Available records:
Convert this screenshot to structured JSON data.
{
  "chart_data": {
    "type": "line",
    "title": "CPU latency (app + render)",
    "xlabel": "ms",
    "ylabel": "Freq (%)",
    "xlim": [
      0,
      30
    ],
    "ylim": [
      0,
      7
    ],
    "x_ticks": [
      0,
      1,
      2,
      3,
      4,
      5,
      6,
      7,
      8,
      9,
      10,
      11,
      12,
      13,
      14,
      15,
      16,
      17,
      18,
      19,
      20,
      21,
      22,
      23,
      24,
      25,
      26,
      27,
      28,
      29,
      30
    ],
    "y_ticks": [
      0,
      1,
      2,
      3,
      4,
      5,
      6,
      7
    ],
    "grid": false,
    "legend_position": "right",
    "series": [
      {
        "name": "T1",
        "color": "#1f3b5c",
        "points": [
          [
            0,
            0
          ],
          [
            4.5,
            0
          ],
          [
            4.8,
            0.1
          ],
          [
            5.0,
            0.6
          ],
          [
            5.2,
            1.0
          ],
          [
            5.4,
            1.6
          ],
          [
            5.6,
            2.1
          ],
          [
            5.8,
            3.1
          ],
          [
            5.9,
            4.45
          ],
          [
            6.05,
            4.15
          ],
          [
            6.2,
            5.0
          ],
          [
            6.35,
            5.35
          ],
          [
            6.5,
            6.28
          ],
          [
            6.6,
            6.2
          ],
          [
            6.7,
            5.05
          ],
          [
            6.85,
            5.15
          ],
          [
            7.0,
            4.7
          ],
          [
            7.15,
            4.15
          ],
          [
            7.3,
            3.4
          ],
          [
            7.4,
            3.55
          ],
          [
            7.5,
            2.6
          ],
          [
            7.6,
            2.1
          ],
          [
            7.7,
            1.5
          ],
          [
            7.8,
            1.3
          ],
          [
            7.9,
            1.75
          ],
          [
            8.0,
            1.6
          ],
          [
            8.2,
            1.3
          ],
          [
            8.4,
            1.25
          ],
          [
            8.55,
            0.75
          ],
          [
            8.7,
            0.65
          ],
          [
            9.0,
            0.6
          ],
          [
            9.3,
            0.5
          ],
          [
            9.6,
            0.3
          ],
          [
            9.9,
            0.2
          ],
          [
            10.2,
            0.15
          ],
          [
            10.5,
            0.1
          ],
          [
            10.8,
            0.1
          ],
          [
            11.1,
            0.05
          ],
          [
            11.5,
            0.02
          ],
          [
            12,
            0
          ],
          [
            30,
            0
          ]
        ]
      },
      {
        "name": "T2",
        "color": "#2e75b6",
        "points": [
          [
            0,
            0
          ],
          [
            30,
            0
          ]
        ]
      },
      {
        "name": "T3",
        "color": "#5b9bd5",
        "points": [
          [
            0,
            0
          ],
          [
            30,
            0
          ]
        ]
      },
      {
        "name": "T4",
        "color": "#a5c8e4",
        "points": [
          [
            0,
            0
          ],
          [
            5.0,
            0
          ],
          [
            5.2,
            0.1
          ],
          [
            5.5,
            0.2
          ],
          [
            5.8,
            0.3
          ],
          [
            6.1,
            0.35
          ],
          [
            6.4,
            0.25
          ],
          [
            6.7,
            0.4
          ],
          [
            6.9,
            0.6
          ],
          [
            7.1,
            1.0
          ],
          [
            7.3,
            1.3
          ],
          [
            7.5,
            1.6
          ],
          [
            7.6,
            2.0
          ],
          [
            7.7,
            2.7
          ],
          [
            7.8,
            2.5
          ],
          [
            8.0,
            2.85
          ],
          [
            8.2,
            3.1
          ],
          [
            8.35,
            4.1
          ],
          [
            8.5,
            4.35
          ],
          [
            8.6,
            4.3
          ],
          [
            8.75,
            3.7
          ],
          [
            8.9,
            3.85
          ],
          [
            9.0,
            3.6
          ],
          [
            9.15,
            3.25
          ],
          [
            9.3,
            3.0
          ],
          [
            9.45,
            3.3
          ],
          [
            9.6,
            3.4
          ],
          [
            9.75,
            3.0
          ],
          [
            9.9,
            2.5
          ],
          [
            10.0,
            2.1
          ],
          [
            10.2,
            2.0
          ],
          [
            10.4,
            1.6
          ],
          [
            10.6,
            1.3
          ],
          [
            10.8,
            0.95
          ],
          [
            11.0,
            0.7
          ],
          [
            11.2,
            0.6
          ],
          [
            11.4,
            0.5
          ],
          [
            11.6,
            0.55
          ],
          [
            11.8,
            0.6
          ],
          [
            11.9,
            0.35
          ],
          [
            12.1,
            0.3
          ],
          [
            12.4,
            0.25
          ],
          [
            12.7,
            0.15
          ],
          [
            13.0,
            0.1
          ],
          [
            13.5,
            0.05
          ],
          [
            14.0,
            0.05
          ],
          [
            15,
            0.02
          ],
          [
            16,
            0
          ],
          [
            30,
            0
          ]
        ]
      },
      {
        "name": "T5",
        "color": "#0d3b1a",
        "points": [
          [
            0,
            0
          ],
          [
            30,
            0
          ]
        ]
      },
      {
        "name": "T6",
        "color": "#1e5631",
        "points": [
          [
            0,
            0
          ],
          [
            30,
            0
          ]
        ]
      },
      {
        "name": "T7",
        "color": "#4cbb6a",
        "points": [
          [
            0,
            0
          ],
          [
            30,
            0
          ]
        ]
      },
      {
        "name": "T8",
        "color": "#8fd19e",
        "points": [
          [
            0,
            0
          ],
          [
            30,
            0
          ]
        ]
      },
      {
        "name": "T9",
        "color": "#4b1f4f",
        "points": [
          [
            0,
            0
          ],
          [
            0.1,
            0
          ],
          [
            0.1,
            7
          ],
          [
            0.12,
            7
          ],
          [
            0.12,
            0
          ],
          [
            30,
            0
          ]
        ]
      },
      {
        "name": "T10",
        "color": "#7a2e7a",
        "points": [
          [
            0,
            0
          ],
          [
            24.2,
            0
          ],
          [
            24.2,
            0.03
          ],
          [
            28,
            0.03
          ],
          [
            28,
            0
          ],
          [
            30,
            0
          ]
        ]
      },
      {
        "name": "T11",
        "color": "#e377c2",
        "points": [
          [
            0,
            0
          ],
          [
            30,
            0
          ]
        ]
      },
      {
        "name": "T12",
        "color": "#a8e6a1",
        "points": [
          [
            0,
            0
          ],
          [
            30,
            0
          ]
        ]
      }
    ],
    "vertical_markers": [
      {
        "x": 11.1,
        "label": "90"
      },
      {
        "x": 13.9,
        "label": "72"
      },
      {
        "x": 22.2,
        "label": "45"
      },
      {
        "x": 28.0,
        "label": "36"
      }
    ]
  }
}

Task prompt: Identify every line holding the word "color" and copy it out.

Answer to this exercise:
        "color": "#1f3b5c",
        "color": "#2e75b6",
        "color": "#5b9bd5",
        "color": "#a5c8e4",
        "color": "#0d3b1a",
        "color": "#1e5631",
        "color": "#4cbb6a",
        "color": "#8fd19e",
        "color": "#4b1f4f",
        "color": "#7a2e7a",
        "color": "#e377c2",
        "color": "#a8e6a1",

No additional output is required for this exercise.